__WHAT IS NEEDED__.
Copy each line holding the string "параметры".

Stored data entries
'''
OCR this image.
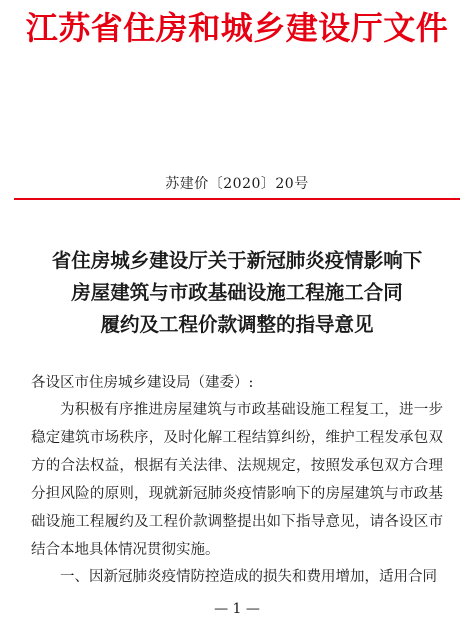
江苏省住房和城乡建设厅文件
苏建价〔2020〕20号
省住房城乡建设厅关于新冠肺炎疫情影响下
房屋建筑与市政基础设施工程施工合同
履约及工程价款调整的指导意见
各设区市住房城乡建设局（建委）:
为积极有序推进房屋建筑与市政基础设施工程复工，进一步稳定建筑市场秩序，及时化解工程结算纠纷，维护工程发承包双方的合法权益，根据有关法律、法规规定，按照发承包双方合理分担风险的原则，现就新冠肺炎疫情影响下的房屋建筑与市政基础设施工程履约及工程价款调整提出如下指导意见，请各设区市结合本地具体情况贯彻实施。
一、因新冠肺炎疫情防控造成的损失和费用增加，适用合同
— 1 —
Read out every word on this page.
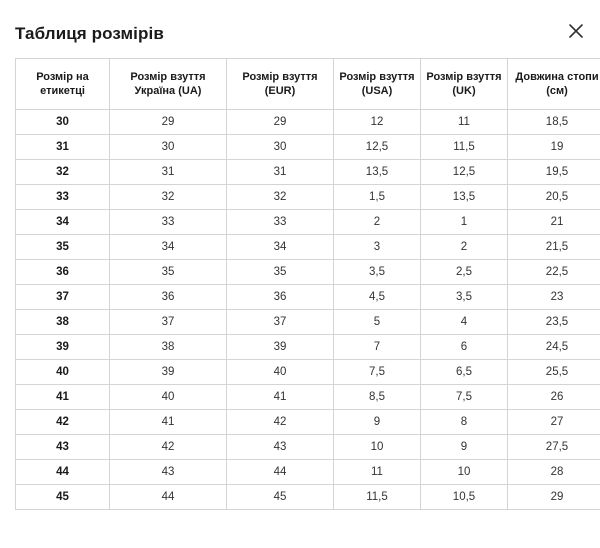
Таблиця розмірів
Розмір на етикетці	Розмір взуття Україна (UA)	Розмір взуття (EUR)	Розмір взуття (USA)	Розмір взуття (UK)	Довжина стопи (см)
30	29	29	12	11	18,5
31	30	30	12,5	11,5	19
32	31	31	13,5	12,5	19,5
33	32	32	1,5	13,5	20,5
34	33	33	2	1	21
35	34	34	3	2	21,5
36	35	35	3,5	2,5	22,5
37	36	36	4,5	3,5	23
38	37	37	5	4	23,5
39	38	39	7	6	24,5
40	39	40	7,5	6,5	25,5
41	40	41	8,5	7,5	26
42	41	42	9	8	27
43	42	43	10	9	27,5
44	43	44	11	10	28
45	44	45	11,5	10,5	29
'''
'''
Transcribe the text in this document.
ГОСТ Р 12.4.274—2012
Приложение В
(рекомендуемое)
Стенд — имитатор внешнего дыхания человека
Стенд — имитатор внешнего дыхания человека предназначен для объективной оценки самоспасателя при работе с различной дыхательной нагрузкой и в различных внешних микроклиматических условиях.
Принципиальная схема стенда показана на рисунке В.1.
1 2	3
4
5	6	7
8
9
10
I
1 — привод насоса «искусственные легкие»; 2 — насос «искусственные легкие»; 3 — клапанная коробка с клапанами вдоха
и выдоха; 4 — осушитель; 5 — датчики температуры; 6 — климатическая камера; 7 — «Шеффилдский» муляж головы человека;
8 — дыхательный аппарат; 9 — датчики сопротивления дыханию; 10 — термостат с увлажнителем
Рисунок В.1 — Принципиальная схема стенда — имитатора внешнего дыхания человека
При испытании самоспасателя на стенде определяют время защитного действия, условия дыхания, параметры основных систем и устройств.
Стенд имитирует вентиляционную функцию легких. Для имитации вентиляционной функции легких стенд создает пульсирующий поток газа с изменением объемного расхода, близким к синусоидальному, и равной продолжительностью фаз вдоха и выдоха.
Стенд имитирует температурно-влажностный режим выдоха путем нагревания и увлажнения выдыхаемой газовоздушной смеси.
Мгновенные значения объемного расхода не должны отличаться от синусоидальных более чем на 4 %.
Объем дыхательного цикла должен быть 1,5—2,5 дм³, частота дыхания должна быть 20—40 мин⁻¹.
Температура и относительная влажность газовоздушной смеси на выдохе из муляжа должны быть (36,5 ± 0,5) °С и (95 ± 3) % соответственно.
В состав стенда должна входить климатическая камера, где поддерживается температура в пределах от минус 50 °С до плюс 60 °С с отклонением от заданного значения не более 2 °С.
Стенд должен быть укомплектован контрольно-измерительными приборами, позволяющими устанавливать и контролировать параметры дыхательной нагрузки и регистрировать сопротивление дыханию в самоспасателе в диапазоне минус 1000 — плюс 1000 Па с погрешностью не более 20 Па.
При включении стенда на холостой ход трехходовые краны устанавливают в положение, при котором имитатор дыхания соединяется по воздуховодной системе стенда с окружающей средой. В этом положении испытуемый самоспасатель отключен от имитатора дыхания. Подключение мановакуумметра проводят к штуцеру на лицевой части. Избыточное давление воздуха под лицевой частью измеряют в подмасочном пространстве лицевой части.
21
'''
__ANSWER TO THE TASK__.
При испытании самоспасателя на стенде определяют время защитного действия, условия дыхания, параметры основных систем и устройств.
Стенд должен быть укомплектован контрольно-измерительными приборами, позволяющими устанавливать и контролировать параметры дыхательной нагрузки и регистрировать сопротивление дыханию в самоспасателе в диапазоне минус 1000 — плюс 1000 Па с погрешностью не более 20 Па.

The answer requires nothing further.